§ GOAL OF THE EXERCISE
For the listing below, give the count of lines containing the string "folder" and nothing else.

Rows from a dataset
....

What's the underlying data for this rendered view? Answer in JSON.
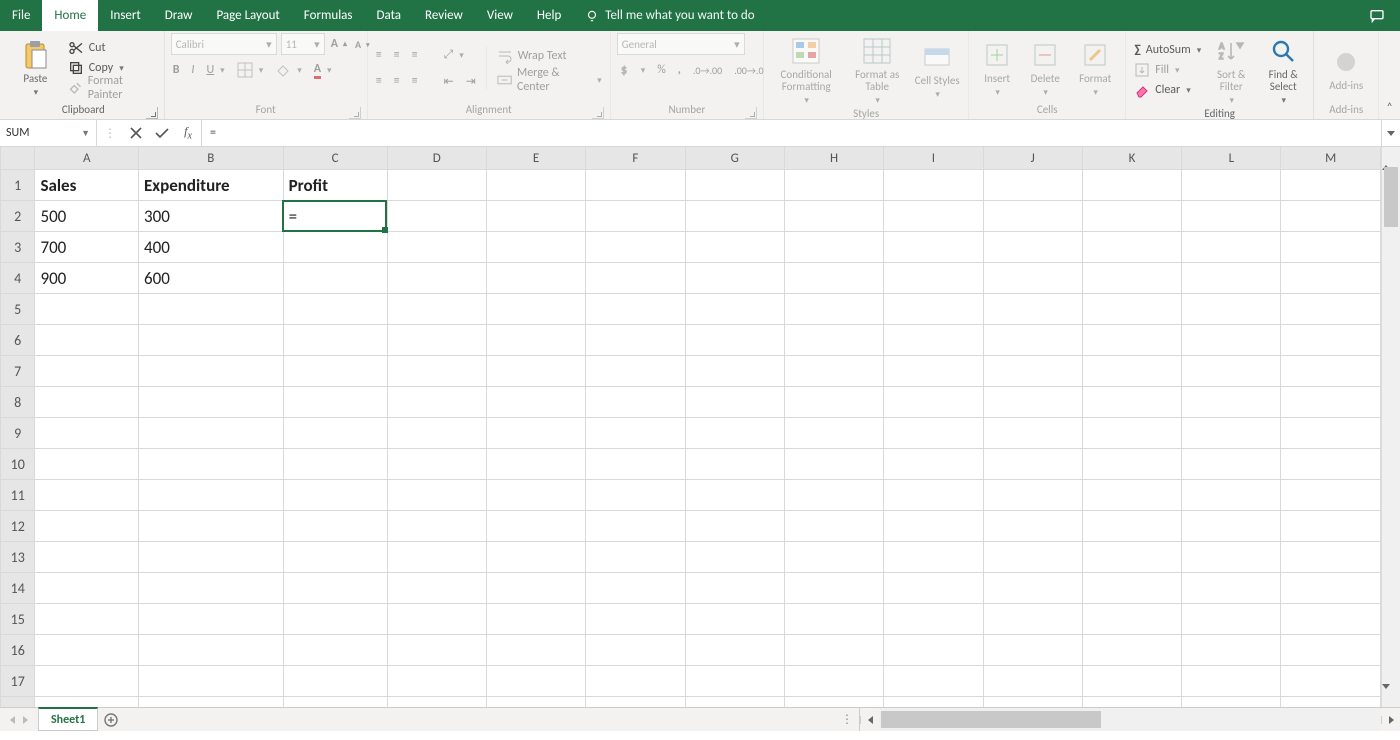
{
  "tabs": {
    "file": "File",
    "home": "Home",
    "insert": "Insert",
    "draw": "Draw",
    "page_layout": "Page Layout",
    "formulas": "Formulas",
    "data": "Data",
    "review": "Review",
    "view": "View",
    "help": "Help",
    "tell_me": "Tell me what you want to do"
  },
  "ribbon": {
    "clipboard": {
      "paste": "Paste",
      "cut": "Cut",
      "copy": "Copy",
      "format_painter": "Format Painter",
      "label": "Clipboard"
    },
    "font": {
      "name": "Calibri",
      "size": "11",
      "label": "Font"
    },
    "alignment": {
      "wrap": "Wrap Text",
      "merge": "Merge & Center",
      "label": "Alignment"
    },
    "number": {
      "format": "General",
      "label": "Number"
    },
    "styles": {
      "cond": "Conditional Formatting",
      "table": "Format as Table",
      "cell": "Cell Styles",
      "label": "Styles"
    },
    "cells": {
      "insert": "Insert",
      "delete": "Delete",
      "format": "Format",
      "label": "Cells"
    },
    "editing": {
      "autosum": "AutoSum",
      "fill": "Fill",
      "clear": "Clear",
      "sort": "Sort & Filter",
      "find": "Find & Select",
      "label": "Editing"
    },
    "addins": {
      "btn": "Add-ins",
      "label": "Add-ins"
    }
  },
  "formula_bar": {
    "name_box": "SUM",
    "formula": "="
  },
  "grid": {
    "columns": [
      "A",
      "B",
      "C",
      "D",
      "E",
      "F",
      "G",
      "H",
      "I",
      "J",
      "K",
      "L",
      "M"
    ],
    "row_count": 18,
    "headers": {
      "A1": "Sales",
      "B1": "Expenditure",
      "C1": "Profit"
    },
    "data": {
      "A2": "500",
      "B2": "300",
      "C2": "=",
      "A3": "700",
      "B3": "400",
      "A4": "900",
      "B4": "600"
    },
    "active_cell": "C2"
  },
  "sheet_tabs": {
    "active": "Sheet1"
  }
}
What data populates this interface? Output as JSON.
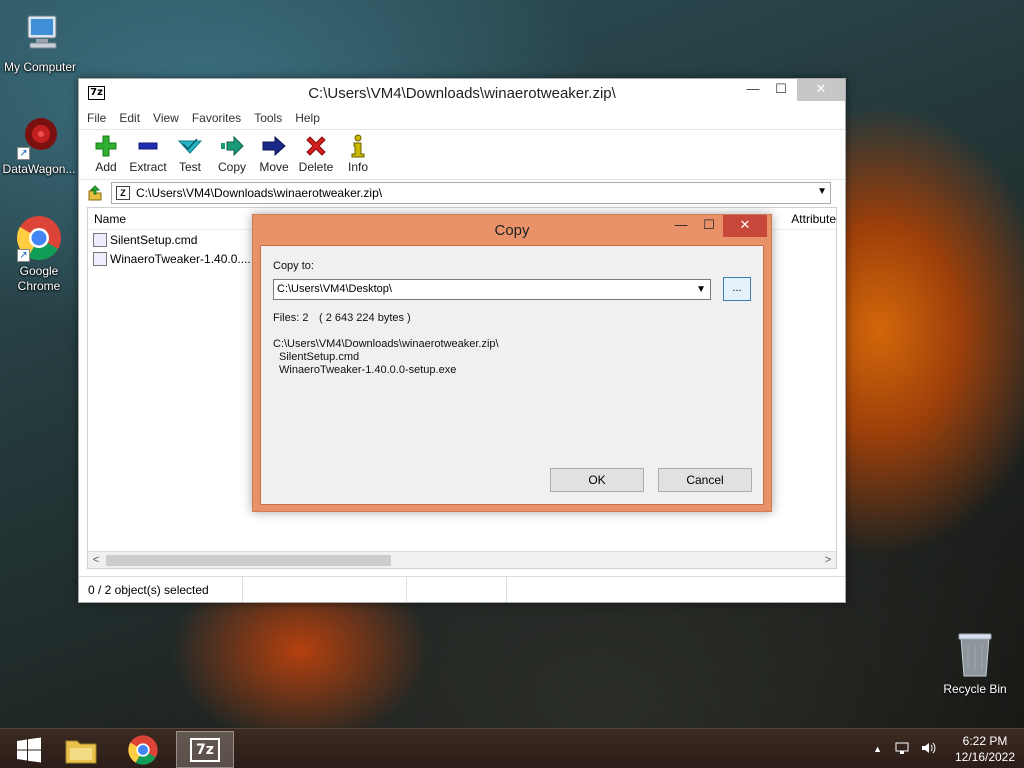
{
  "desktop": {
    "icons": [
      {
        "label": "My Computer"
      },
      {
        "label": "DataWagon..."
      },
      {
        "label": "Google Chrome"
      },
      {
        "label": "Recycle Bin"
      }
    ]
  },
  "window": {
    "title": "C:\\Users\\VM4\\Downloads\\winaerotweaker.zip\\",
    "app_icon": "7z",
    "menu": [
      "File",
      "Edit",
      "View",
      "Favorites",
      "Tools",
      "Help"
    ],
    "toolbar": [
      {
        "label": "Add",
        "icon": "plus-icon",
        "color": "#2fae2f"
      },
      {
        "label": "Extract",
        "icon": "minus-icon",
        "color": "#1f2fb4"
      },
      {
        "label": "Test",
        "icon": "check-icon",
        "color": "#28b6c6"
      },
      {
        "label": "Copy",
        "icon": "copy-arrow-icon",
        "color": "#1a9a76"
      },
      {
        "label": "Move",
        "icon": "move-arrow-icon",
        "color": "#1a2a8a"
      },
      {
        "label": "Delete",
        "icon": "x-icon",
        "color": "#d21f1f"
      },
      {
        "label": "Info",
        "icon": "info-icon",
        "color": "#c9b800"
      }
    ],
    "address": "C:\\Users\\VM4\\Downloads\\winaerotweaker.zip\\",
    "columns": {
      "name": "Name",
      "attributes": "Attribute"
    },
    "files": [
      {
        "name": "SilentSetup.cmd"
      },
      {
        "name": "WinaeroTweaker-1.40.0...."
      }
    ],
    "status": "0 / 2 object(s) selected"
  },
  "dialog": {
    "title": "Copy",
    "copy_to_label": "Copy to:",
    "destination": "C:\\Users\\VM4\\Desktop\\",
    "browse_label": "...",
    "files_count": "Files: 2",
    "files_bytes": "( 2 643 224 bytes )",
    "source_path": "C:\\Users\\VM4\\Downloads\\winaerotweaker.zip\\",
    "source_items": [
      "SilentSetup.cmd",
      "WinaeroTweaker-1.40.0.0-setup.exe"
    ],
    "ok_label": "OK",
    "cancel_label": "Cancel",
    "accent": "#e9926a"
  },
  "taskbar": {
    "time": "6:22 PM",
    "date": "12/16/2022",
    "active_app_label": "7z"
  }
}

....

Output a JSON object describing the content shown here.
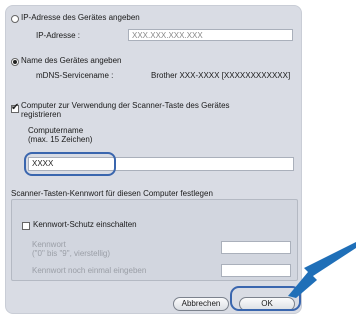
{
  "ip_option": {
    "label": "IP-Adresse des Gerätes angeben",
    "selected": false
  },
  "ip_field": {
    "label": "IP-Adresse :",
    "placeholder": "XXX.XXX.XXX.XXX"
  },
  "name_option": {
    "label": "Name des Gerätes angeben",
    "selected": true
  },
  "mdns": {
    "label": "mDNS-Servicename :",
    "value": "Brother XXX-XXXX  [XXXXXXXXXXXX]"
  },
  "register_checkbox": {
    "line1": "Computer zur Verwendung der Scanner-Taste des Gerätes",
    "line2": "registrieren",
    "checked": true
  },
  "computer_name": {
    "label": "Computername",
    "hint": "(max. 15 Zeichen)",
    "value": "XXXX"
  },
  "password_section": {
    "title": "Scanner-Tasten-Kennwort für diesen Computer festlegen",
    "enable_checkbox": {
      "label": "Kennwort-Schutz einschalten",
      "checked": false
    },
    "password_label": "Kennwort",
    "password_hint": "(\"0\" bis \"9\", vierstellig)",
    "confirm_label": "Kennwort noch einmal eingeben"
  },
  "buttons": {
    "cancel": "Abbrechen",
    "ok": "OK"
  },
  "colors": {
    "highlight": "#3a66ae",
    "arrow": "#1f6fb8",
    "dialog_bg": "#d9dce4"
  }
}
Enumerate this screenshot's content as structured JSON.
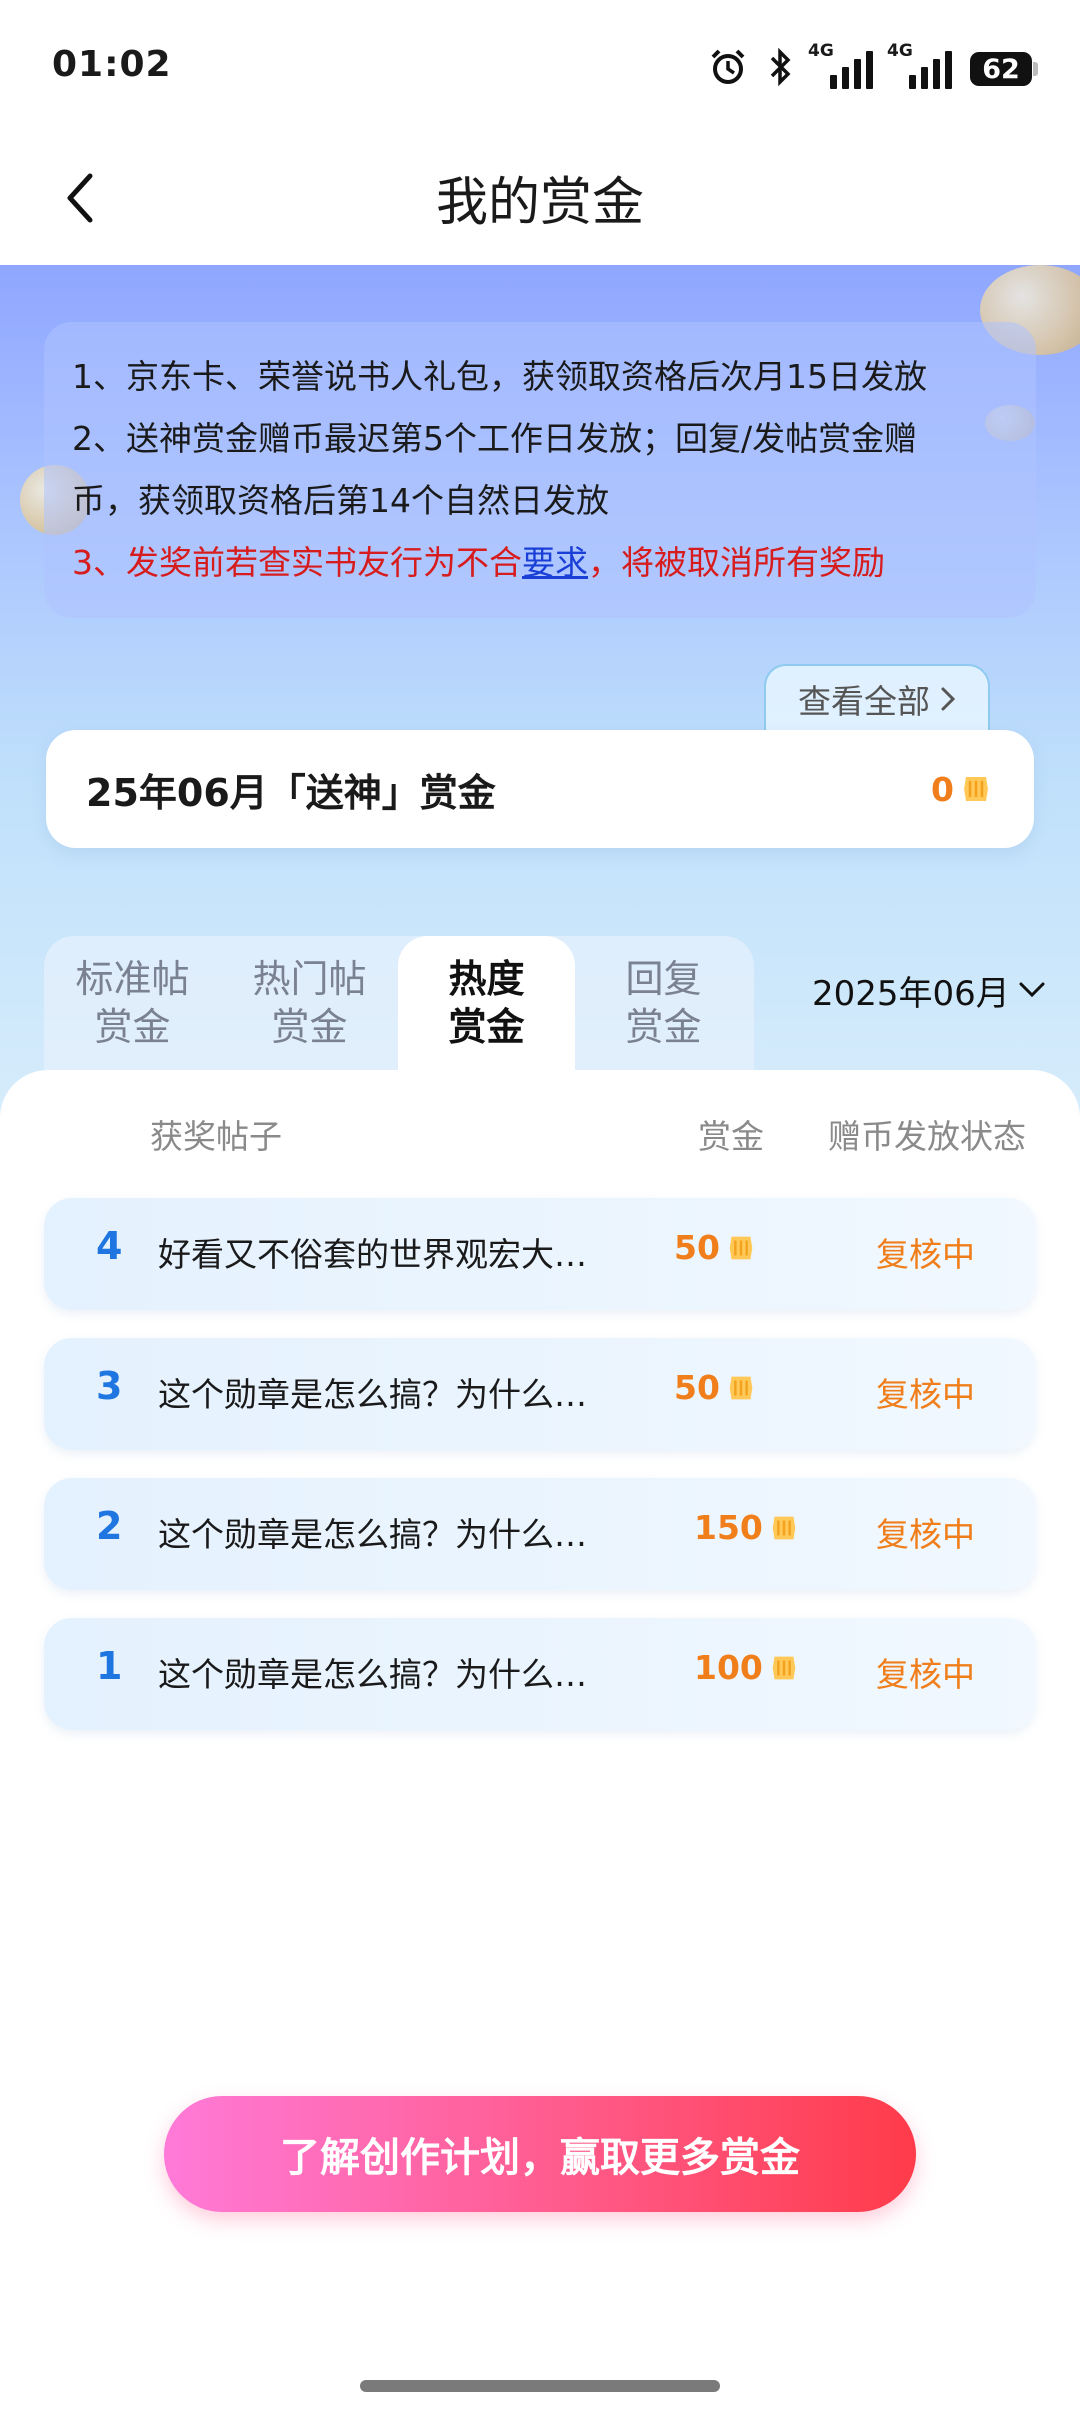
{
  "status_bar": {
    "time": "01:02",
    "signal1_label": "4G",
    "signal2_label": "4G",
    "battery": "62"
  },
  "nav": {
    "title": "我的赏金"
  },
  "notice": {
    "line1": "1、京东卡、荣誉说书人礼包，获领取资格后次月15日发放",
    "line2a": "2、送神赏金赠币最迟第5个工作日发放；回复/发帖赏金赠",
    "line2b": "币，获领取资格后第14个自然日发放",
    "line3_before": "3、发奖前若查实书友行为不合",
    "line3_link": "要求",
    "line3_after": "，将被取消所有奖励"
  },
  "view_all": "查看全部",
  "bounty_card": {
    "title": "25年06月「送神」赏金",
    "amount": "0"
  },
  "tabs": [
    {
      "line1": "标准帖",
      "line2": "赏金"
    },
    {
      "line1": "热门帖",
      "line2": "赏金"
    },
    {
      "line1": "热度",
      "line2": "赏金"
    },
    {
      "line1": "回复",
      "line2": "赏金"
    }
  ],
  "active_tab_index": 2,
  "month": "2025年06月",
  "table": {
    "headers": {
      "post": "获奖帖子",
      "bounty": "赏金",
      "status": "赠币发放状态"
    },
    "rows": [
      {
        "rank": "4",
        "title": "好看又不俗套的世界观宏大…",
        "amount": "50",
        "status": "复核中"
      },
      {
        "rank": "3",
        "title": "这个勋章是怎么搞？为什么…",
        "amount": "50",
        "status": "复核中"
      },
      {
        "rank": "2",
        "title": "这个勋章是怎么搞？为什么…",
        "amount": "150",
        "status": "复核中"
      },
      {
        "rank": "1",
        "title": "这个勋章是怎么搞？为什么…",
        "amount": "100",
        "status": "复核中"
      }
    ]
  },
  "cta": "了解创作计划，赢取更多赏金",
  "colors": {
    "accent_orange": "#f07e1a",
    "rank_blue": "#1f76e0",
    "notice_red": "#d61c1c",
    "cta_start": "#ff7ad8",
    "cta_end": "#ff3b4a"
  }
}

....

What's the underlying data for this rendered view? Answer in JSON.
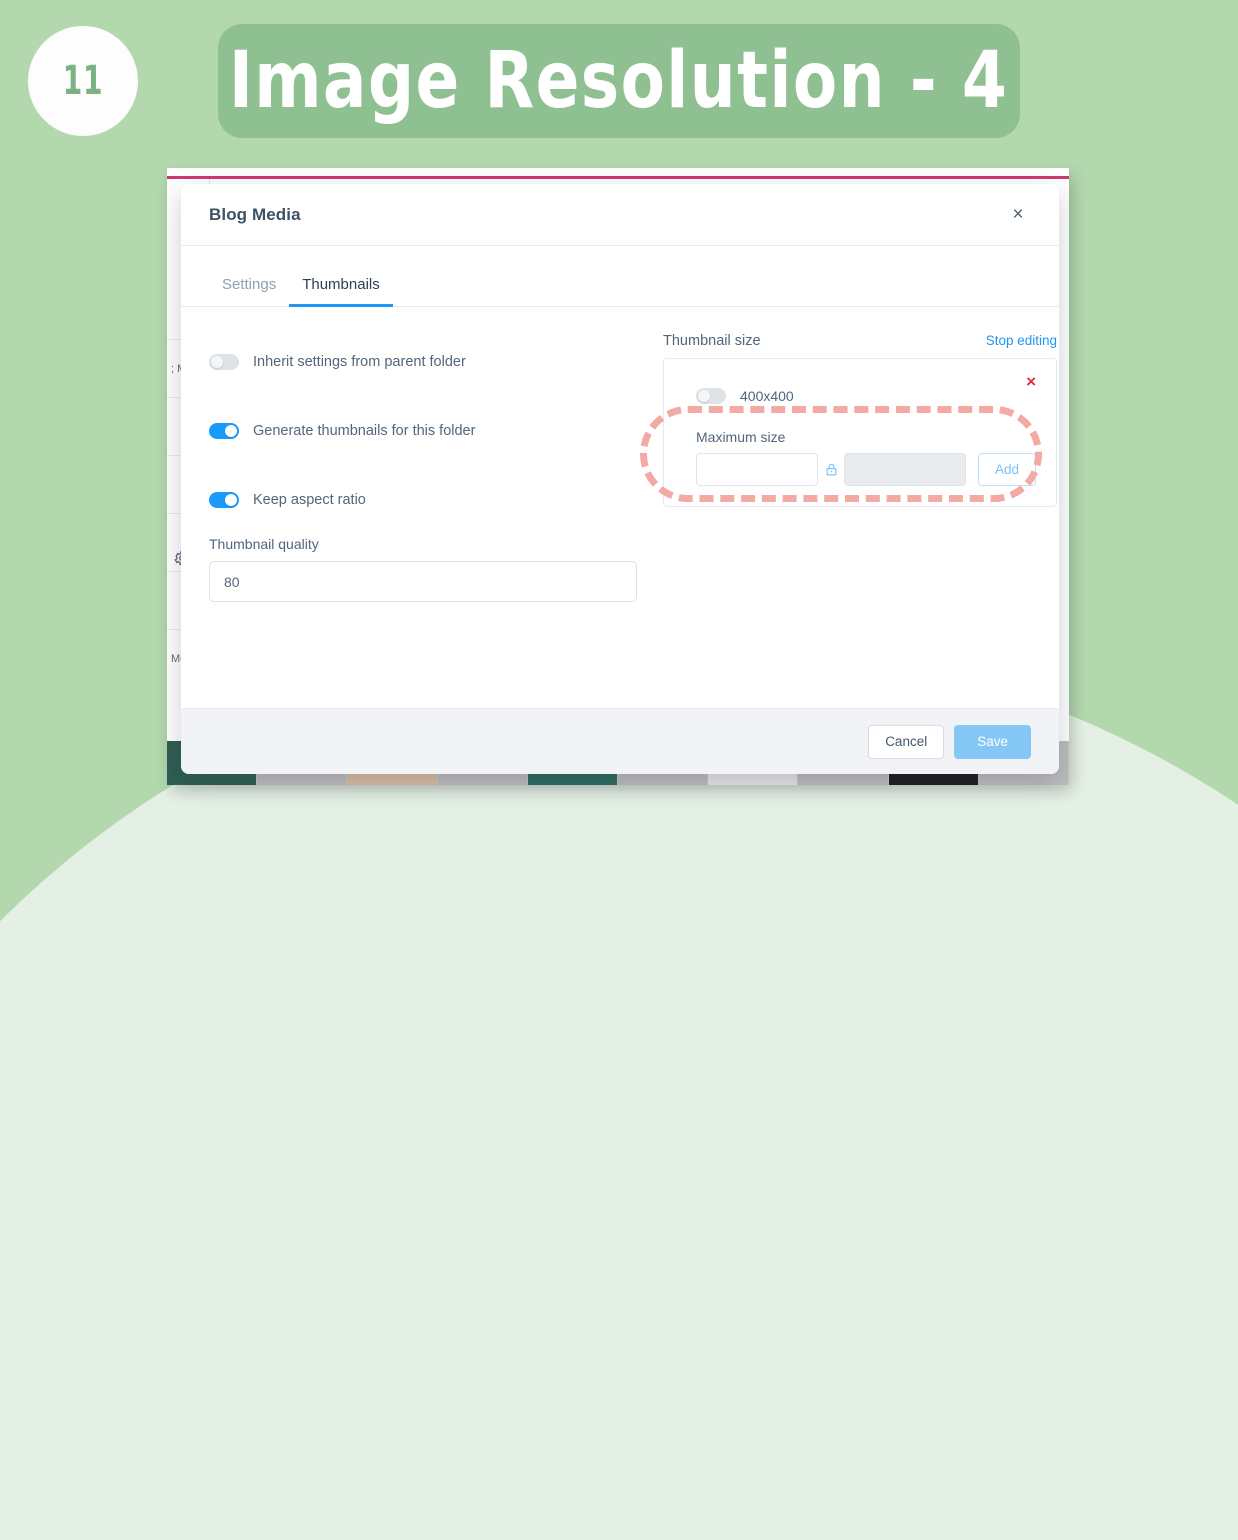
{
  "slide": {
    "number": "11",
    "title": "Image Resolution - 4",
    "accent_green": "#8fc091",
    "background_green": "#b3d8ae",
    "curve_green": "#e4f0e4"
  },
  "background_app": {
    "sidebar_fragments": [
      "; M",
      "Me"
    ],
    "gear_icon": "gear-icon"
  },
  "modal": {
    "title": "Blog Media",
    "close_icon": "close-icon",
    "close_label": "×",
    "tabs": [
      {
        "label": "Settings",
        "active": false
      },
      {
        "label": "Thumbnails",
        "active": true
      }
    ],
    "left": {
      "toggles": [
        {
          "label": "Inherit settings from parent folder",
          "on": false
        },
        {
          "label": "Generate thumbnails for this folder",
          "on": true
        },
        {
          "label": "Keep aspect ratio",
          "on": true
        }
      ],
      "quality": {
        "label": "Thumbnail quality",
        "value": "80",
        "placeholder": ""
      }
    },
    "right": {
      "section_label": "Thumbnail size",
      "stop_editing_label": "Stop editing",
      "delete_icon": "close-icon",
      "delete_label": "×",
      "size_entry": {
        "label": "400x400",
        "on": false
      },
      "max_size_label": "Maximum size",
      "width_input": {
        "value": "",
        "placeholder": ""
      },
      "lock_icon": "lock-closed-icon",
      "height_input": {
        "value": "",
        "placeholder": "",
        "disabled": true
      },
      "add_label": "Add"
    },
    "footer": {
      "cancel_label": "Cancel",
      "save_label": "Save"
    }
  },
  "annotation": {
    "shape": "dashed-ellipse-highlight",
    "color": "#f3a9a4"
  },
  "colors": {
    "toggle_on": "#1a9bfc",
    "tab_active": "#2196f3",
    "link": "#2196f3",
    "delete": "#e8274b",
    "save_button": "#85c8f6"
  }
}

....

§ ANSWER
2